*Short task*:
Find the lines in these entries that include the word "name" and state how many there are, with no other words.

***** Items

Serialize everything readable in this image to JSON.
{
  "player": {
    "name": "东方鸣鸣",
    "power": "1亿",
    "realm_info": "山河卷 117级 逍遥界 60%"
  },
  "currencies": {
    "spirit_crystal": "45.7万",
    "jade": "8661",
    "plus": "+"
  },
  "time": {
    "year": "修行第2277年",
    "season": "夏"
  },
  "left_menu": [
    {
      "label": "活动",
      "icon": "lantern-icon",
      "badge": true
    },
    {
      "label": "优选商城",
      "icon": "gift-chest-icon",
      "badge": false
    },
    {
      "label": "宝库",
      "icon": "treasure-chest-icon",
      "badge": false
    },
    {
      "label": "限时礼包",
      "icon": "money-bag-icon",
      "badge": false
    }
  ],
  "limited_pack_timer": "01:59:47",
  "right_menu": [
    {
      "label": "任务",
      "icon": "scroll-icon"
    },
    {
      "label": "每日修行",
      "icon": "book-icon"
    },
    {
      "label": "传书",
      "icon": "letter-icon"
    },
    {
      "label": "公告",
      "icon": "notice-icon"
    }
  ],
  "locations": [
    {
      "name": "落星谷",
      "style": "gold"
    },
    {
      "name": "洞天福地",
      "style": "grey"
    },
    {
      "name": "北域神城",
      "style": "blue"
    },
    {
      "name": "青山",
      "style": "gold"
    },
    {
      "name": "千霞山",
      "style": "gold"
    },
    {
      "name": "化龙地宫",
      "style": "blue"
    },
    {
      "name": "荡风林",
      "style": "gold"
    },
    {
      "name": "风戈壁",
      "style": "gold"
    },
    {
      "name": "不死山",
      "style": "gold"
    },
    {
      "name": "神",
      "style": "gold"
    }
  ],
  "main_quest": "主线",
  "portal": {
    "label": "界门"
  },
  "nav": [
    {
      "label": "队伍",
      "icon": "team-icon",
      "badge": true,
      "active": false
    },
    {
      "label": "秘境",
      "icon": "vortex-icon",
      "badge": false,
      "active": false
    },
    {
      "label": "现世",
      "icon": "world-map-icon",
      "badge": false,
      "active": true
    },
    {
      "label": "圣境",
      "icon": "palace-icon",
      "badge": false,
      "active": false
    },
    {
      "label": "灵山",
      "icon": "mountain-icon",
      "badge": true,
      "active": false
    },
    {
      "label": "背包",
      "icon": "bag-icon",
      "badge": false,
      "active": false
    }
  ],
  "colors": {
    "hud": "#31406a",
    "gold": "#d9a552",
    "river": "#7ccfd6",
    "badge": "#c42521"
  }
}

**********
***** Items

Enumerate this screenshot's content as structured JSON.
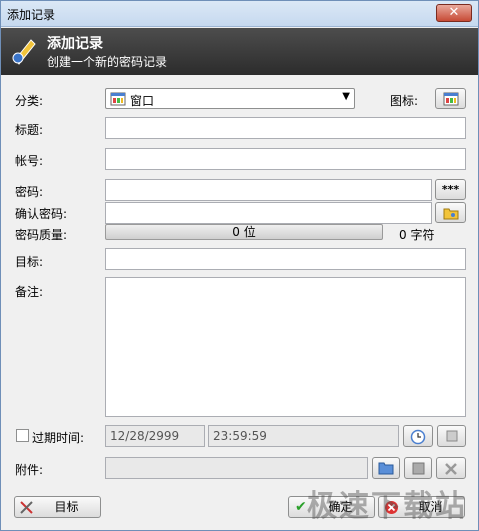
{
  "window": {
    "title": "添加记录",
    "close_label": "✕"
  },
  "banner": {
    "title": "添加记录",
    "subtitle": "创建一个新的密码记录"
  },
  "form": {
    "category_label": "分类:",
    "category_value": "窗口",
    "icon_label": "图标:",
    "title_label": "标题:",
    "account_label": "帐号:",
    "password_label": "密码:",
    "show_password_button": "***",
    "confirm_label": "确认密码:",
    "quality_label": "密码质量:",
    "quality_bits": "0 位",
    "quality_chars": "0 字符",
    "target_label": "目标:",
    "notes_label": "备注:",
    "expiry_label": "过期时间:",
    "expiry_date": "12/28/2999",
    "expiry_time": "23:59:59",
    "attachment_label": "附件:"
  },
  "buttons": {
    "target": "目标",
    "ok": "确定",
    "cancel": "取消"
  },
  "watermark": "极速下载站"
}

**********

*Complete output*:
11